[Exercise objective]
Name every startup founder mentioned in the text on Bangladeshi startups, each with the company shown in parentheses after the name.

[Text for analysis]
_ _ _ _ _

Fintech has produced the most successful startups in Bangladesh, including both unicorns (bKash and Nagad) and infrastructure layers like Aamarpay. According to LightCastle Partners, financial services accounted for 89% of total Bangladeshi startup funding in 2025, largely thanks to the ShopUp-Sary M&A. B2B commerce, edtech, and logistics follow as the next-strongest sectors.
Bangladeshi startups can be strong investments in 2026 for patient investors who understand the market. Funding is concentrated, with 12 deals in 2025 and 89% of capital tied to one merger, but the new BSIC fund and growing Gulf interest are reshaping early-stage access. Best returns historically came from fintech, B2B commerce, and logistics infrastructure plays.
The most-recognized Bangladeshi startup founders include Kamal Quadir (bKash), Tanvir A Mishuk (Nagad), Hussain M. Elius (Pathao), Afeef Zaman (ShopUp), Waseem Alim (Chaldal), Ayman Sadiq (10 Minute School), Shahir Chowdhury (Shikho), and Ivy Huq Russell (Maya). Most are graduates of US or UK universities who returned to Bangladesh to build, often after stints in tech, banking, or academia.

_ _ _ _ _

[Excerpted records]
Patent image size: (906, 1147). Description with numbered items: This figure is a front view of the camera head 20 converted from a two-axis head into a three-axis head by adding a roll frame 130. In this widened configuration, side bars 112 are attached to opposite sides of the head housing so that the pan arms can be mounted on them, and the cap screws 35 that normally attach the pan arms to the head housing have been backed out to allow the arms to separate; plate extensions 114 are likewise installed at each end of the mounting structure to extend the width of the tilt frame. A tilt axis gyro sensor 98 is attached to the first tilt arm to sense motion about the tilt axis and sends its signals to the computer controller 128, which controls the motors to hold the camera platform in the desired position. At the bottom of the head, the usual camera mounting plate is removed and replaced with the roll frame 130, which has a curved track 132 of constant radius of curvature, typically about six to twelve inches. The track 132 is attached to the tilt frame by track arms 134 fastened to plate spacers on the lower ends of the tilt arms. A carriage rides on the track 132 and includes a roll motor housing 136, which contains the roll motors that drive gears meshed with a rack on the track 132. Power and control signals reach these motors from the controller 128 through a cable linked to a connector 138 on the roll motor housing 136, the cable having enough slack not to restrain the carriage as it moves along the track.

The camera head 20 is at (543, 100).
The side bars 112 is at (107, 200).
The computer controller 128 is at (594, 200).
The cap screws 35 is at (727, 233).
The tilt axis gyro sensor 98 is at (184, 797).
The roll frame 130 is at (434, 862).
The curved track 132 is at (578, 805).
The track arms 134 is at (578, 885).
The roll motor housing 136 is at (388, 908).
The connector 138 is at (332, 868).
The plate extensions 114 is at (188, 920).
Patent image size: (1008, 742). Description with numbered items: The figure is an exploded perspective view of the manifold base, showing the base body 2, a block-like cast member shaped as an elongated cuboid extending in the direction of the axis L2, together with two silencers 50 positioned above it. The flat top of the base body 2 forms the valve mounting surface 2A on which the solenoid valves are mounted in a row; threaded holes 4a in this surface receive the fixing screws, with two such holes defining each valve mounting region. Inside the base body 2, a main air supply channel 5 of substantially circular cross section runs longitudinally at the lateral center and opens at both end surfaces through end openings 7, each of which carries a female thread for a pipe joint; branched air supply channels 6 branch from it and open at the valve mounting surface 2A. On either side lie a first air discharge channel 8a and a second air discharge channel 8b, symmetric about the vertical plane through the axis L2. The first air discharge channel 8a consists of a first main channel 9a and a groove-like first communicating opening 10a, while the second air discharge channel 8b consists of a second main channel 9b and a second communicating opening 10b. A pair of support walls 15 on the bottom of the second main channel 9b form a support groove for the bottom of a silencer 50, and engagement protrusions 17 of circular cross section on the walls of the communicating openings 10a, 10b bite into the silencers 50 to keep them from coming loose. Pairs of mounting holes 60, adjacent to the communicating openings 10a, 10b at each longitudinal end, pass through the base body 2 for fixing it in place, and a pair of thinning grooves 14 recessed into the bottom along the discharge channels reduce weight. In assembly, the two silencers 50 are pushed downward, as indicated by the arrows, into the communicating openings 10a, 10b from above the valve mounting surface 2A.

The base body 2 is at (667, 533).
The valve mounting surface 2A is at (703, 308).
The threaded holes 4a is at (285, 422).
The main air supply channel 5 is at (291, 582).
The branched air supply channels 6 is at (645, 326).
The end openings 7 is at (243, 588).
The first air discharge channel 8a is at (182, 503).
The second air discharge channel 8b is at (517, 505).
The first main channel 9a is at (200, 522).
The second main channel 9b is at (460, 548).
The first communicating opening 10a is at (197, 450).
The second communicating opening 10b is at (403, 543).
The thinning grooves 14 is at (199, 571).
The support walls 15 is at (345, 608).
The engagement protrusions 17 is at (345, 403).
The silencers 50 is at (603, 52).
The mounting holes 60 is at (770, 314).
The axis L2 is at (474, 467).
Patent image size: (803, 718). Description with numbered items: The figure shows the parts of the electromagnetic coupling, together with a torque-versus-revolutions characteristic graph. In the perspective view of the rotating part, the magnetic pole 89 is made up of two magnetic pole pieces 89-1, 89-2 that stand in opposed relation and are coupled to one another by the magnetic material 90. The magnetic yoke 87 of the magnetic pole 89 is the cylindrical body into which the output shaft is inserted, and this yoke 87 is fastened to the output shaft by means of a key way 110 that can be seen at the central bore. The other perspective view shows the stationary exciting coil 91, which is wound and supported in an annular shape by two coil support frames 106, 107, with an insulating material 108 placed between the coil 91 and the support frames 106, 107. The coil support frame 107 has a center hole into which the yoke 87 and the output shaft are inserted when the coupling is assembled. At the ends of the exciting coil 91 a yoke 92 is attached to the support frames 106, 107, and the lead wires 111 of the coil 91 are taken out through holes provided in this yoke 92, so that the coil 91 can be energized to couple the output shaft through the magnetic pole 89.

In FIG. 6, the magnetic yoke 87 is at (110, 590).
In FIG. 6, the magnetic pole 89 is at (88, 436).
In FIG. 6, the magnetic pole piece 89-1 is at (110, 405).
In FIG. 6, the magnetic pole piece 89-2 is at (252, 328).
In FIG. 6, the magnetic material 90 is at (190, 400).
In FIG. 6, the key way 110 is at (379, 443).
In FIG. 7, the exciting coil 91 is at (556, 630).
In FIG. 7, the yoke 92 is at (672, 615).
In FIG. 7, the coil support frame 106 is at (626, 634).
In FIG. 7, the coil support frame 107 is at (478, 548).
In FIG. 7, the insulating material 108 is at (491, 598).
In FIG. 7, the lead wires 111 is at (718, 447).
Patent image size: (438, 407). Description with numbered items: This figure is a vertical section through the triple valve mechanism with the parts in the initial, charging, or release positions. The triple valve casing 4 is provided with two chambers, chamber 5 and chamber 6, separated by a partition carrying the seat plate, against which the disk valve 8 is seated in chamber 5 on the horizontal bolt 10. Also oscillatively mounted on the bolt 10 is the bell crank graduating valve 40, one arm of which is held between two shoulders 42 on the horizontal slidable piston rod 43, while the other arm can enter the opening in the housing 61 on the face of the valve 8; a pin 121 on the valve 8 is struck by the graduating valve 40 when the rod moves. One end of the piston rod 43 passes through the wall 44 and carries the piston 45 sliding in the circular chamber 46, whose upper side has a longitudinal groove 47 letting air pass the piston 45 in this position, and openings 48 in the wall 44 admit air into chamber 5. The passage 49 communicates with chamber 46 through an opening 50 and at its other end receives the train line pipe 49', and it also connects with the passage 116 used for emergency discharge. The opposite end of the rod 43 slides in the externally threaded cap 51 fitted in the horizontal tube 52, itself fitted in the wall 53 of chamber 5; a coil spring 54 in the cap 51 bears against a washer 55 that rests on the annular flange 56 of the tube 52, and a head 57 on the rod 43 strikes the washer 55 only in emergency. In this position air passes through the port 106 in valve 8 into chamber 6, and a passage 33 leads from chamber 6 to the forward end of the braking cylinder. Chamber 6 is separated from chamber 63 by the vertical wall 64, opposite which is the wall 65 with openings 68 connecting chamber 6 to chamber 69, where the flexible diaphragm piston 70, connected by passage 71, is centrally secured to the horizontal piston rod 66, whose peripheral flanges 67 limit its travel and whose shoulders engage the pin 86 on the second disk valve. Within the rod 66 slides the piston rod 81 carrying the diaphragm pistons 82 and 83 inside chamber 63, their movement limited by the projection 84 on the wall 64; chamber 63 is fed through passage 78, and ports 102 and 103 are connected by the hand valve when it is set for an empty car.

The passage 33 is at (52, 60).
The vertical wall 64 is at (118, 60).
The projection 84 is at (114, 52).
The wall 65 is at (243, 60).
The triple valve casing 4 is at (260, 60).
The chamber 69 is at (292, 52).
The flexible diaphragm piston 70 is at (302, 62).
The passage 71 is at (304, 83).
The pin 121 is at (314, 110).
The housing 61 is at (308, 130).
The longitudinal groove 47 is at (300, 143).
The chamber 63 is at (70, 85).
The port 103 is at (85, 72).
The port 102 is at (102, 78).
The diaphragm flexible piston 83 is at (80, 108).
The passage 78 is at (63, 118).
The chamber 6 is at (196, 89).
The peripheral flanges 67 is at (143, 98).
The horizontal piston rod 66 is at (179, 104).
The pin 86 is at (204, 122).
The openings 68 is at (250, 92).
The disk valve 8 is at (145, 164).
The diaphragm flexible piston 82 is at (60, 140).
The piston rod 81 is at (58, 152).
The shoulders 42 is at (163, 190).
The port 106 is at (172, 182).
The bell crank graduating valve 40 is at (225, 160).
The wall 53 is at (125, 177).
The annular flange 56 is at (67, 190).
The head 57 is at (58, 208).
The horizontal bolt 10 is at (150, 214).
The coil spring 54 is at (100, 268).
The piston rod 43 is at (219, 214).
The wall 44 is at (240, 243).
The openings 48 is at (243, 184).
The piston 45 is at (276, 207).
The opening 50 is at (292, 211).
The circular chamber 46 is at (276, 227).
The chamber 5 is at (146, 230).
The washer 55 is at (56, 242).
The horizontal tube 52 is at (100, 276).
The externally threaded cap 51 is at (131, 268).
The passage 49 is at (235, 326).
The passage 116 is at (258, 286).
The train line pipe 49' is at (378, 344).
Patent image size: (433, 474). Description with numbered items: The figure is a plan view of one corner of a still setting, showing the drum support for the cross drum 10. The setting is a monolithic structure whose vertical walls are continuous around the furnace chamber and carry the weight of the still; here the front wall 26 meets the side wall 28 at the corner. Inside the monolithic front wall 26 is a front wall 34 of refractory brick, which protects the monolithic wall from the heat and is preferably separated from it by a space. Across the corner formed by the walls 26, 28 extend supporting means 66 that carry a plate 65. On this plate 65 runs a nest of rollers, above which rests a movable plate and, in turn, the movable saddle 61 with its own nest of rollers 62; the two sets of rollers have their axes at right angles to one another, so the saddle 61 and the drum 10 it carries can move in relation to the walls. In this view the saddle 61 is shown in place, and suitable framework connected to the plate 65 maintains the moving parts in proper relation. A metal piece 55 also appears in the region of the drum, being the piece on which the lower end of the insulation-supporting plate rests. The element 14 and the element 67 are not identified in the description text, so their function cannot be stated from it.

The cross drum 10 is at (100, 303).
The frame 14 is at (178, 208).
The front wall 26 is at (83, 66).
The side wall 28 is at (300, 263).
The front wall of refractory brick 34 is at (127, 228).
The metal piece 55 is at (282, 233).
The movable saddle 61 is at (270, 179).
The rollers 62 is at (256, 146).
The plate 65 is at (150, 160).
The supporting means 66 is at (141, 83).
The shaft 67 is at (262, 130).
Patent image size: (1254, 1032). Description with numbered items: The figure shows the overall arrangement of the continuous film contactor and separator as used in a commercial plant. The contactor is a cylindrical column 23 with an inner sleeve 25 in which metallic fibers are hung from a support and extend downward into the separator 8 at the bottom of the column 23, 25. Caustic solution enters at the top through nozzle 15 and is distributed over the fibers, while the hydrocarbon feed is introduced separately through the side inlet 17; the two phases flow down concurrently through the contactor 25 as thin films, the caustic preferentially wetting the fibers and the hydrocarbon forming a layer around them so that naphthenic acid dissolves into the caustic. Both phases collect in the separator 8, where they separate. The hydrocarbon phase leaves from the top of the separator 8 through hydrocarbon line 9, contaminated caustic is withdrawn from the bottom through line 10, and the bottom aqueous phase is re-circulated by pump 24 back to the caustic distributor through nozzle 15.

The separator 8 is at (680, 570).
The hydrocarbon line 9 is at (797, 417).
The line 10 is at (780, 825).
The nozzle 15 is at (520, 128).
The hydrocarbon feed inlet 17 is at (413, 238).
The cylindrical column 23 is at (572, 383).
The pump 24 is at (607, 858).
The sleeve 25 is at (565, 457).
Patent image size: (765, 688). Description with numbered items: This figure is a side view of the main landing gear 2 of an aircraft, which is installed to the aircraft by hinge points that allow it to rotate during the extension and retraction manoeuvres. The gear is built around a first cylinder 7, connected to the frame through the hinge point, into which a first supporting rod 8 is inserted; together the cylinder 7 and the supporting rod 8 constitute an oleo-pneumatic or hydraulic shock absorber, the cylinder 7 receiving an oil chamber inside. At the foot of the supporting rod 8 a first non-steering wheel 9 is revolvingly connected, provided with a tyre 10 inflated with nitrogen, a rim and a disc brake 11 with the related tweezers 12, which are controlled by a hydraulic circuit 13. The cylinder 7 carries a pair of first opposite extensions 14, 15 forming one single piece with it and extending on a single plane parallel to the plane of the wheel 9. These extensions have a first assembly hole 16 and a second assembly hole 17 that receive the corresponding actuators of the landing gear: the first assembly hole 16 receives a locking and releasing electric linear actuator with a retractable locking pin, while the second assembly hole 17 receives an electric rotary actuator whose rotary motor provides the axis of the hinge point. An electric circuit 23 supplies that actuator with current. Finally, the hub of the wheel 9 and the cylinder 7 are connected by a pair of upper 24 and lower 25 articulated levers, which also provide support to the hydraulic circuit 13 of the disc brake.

_ _ _ _ _

[Response to this task]
Kamal Quadir (bKash)
Tanvir A Mishuk (Nagad)
Hussain M. Elius (Pathao)
Afeef Zaman (ShopUp)
Waseem Alim (Chaldal)
Ayman Sadiq (10 Minute School)
Shahir Chowdhury (Shikho)
Ivy Huq Russell (Maya)